Records for this exercise ::
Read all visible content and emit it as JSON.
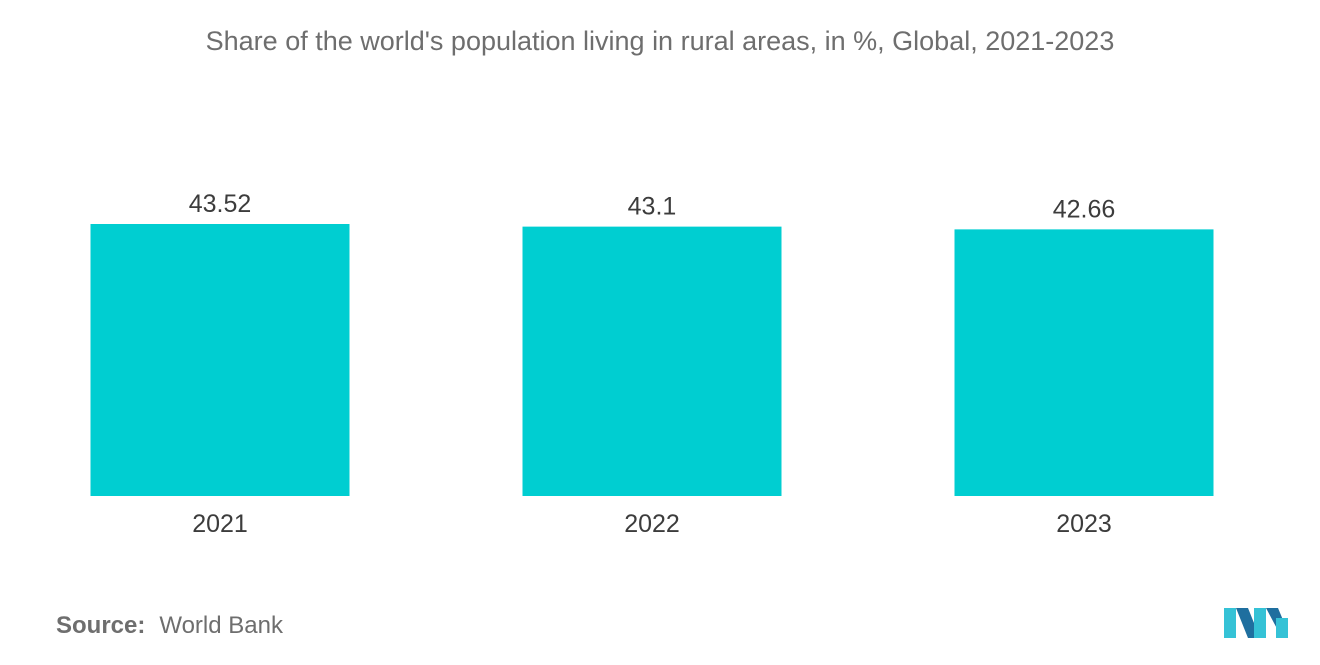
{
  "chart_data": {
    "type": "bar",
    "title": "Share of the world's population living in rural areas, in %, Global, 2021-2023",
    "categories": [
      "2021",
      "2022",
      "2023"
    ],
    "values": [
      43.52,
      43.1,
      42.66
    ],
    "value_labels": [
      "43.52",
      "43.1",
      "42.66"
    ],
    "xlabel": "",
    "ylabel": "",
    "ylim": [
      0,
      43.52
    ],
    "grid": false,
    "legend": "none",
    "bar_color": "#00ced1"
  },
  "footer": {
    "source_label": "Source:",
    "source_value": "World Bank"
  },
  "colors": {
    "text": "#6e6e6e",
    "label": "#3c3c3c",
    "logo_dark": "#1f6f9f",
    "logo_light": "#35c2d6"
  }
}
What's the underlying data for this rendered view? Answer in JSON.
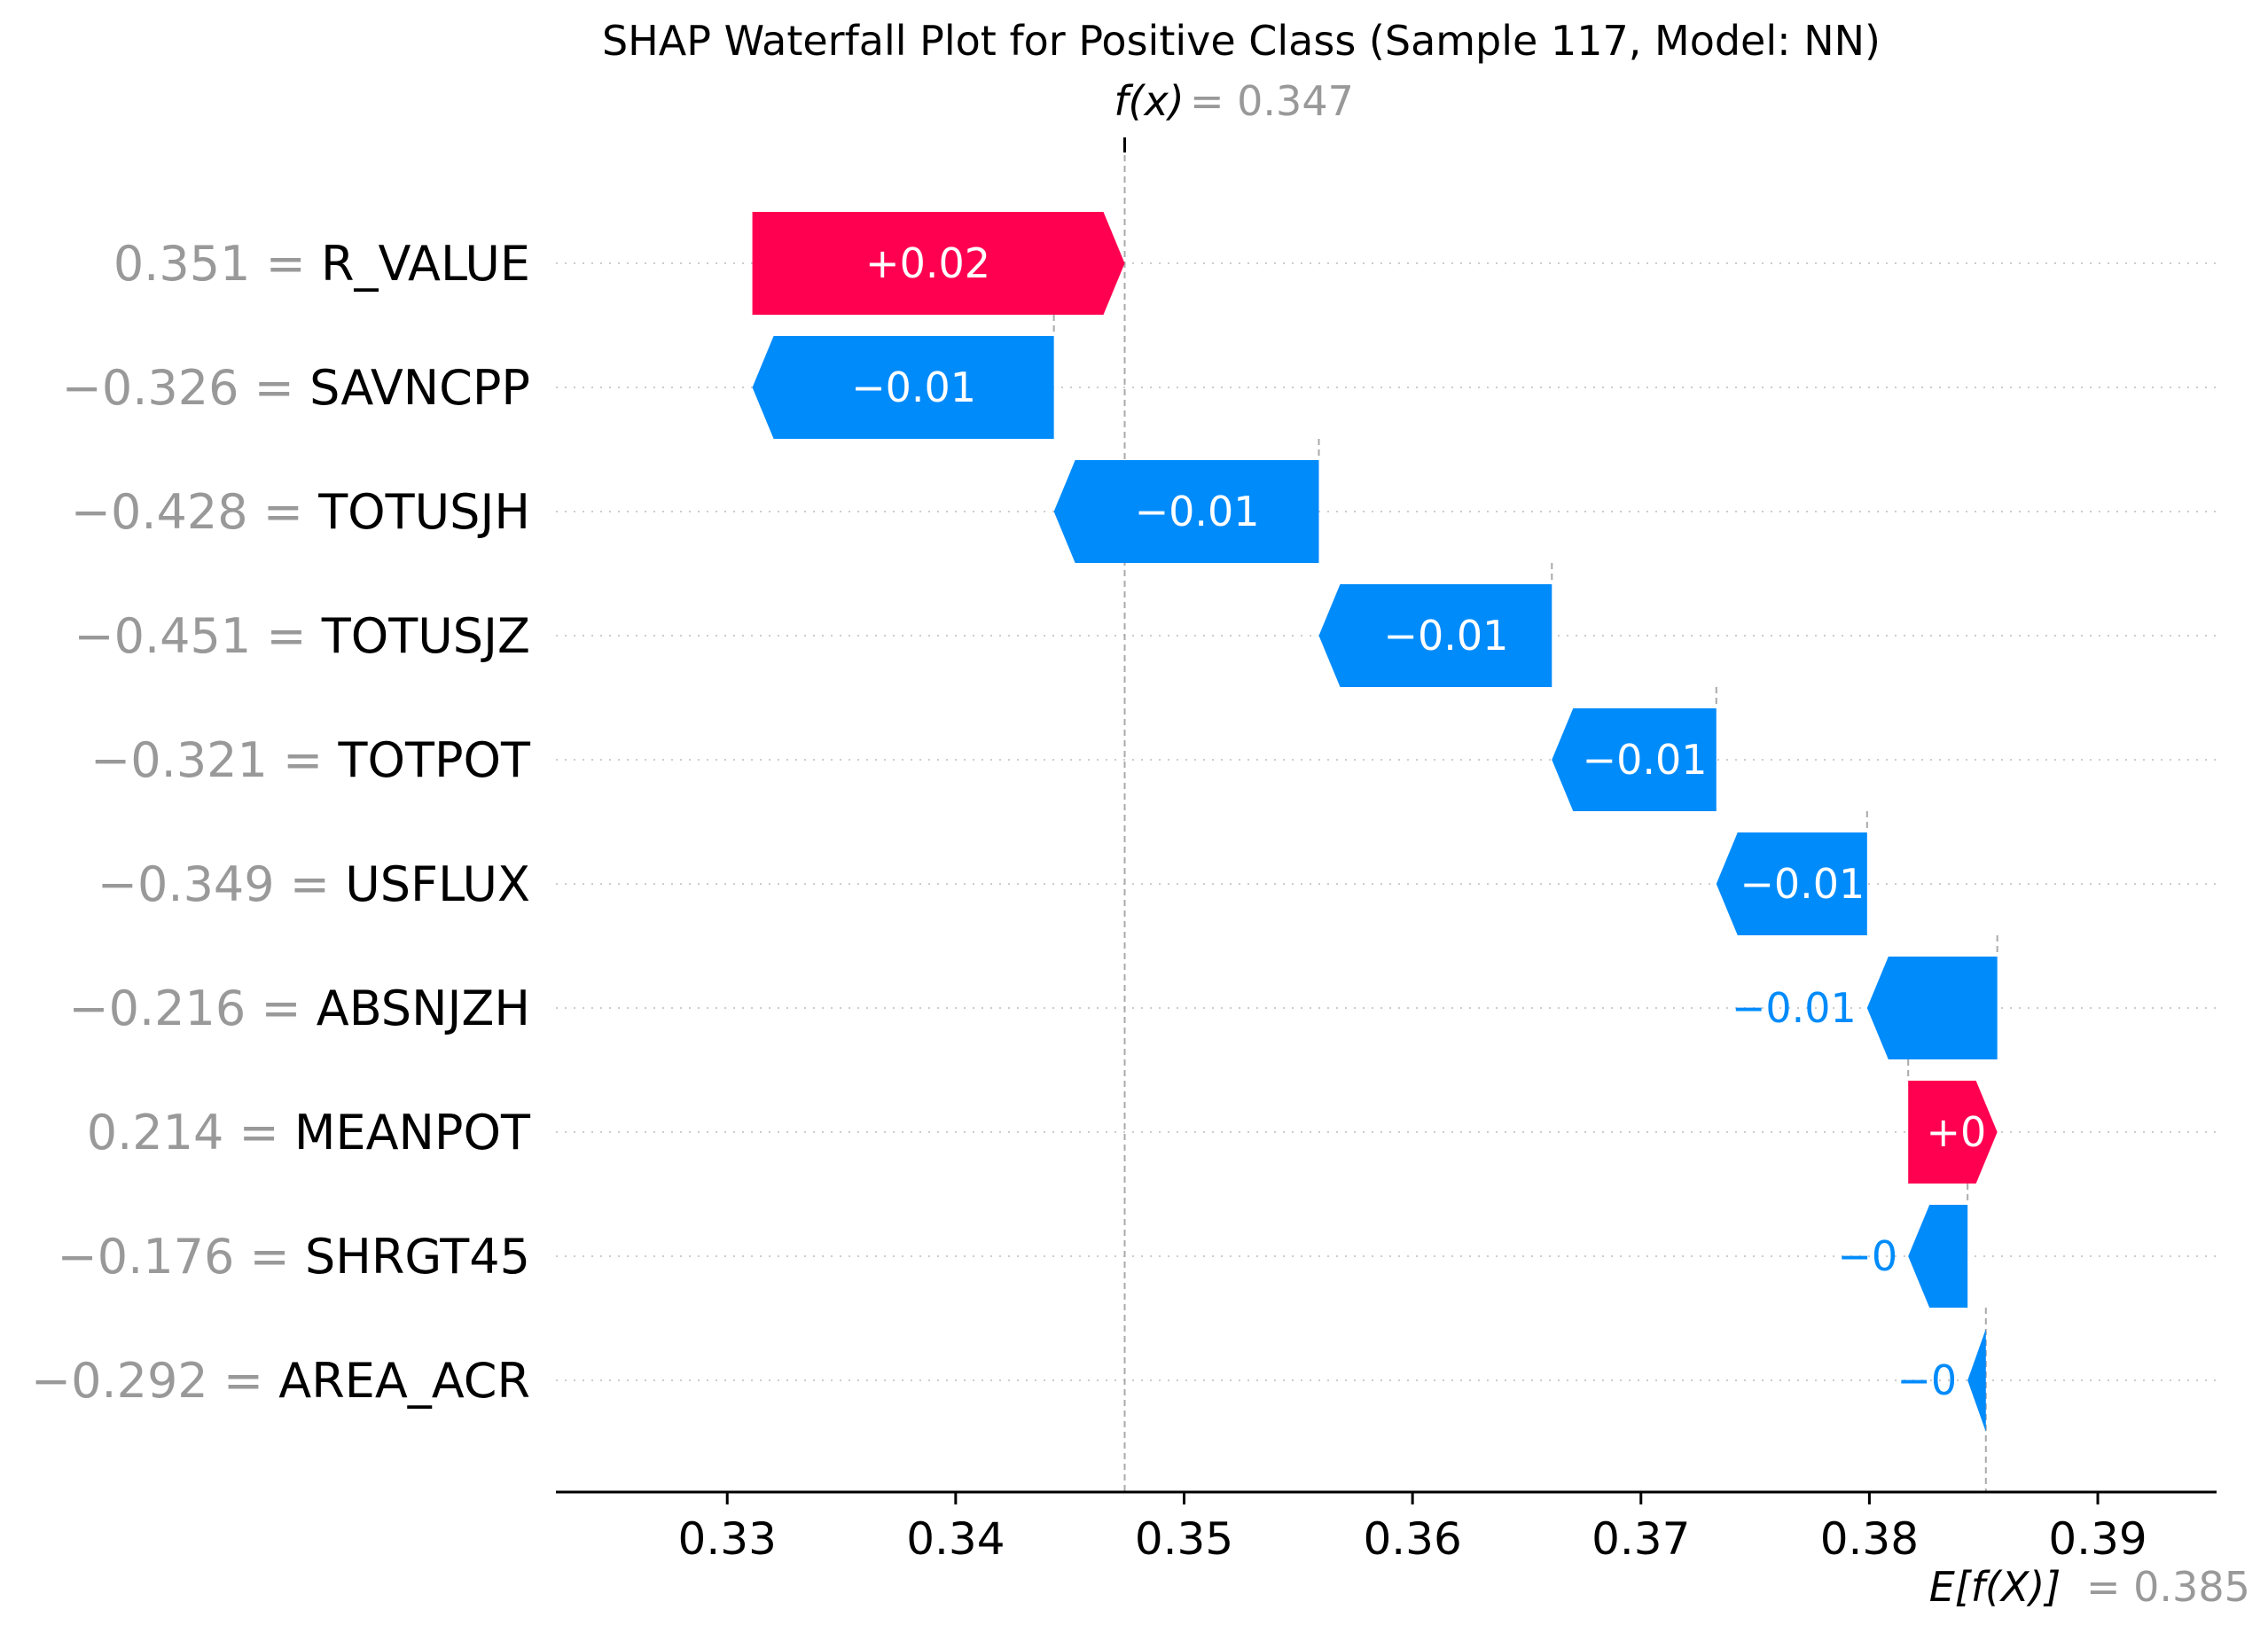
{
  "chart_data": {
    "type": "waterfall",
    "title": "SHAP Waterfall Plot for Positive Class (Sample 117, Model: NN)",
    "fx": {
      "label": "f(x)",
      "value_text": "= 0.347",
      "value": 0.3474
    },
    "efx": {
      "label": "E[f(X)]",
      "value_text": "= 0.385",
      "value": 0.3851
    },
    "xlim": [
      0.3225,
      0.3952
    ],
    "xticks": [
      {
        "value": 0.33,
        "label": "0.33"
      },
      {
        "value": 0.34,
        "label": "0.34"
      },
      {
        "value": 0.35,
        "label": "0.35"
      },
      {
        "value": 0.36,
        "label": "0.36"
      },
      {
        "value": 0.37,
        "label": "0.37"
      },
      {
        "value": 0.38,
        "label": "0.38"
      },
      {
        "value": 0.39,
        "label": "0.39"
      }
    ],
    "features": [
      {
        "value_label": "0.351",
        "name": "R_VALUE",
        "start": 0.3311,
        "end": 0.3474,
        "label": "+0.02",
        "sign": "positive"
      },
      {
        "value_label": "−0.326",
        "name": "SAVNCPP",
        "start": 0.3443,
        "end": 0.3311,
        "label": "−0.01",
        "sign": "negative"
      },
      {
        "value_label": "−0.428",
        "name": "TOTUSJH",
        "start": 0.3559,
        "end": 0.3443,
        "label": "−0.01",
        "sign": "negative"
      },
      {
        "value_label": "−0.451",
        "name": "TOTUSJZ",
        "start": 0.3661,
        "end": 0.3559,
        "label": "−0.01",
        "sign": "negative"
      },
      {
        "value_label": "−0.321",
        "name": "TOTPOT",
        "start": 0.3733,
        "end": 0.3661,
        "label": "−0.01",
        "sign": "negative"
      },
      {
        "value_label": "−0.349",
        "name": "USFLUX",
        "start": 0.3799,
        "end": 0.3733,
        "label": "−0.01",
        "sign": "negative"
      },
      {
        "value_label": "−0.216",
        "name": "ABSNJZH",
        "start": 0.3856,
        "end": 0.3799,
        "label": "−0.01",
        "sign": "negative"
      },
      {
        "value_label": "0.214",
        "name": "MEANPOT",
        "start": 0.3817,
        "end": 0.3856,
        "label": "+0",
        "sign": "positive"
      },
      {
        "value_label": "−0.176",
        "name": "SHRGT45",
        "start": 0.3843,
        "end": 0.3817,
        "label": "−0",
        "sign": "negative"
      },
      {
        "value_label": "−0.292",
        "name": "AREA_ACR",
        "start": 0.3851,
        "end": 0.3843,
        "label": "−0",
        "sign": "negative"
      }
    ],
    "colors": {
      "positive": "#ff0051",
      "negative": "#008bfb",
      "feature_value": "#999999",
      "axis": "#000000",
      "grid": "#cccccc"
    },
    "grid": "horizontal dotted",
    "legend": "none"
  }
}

Goal :: In the copy, include no pictures; restate the listing above exactly.

Output of the exercise ::
Read all visible content and emit it as JSON.
{
  "chart_data": {
    "type": "bar",
    "title": "Share of the world's population living in rural areas, in %, Global, 2021-2023",
    "categories": [
      "2021",
      "2022",
      "2023"
    ],
    "values": [
      43.52,
      43.1,
      42.66
    ],
    "value_labels": [
      "43.52",
      "43.1",
      "42.66"
    ],
    "xlabel": "",
    "ylabel": "",
    "ylim": [
      0,
      43.52
    ],
    "grid": false,
    "legend": "none",
    "bar_color": "#00ced1"
  },
  "footer": {
    "source_label": "Source:",
    "source_value": "World Bank"
  },
  "colors": {
    "text": "#6e6e6e",
    "label": "#3c3c3c",
    "logo_dark": "#1f6f9f",
    "logo_light": "#35c2d6"
  }
}
What's the underlying data for this rendered view? Answer in JSON.
{
  "chart_data": {
    "type": "waterfall",
    "title": "SHAP Waterfall Plot for Positive Class (Sample 117, Model: NN)",
    "fx": {
      "label": "f(x)",
      "value_text": "= 0.347",
      "value": 0.3474
    },
    "efx": {
      "label": "E[f(X)]",
      "value_text": "= 0.385",
      "value": 0.3851
    },
    "xlim": [
      0.3225,
      0.3952
    ],
    "xticks": [
      {
        "value": 0.33,
        "label": "0.33"
      },
      {
        "value": 0.34,
        "label": "0.34"
      },
      {
        "value": 0.35,
        "label": "0.35"
      },
      {
        "value": 0.36,
        "label": "0.36"
      },
      {
        "value": 0.37,
        "label": "0.37"
      },
      {
        "value": 0.38,
        "label": "0.38"
      },
      {
        "value": 0.39,
        "label": "0.39"
      }
    ],
    "features": [
      {
        "value_label": "0.351",
        "name": "R_VALUE",
        "start": 0.3311,
        "end": 0.3474,
        "label": "+0.02",
        "sign": "positive"
      },
      {
        "value_label": "−0.326",
        "name": "SAVNCPP",
        "start": 0.3443,
        "end": 0.3311,
        "label": "−0.01",
        "sign": "negative"
      },
      {
        "value_label": "−0.428",
        "name": "TOTUSJH",
        "start": 0.3559,
        "end": 0.3443,
        "label": "−0.01",
        "sign": "negative"
      },
      {
        "value_label": "−0.451",
        "name": "TOTUSJZ",
        "start": 0.3661,
        "end": 0.3559,
        "label": "−0.01",
        "sign": "negative"
      },
      {
        "value_label": "−0.321",
        "name": "TOTPOT",
        "start": 0.3733,
        "end": 0.3661,
        "label": "−0.01",
        "sign": "negative"
      },
      {
        "value_label": "−0.349",
        "name": "USFLUX",
        "start": 0.3799,
        "end": 0.3733,
        "label": "−0.01",
        "sign": "negative"
      },
      {
        "value_label": "−0.216",
        "name": "ABSNJZH",
        "start": 0.3856,
        "end": 0.3799,
        "label": "−0.01",
        "sign": "negative"
      },
      {
        "value_label": "0.214",
        "name": "MEANPOT",
        "start": 0.3817,
        "end": 0.3856,
        "label": "+0",
        "sign": "positive"
      },
      {
        "value_label": "−0.176",
        "name": "SHRGT45",
        "start": 0.3843,
        "end": 0.3817,
        "label": "−0",
        "sign": "negative"
      },
      {
        "value_label": "−0.292",
        "name": "AREA_ACR",
        "start": 0.3851,
        "end": 0.3843,
        "label": "−0",
        "sign": "negative"
      }
    ],
    "colors": {
      "positive": "#ff0051",
      "negative": "#008bfb",
      "feature_value": "#999999",
      "axis": "#000000",
      "grid": "#cccccc"
    },
    "grid": "horizontal dotted",
    "legend": "none"
  }
}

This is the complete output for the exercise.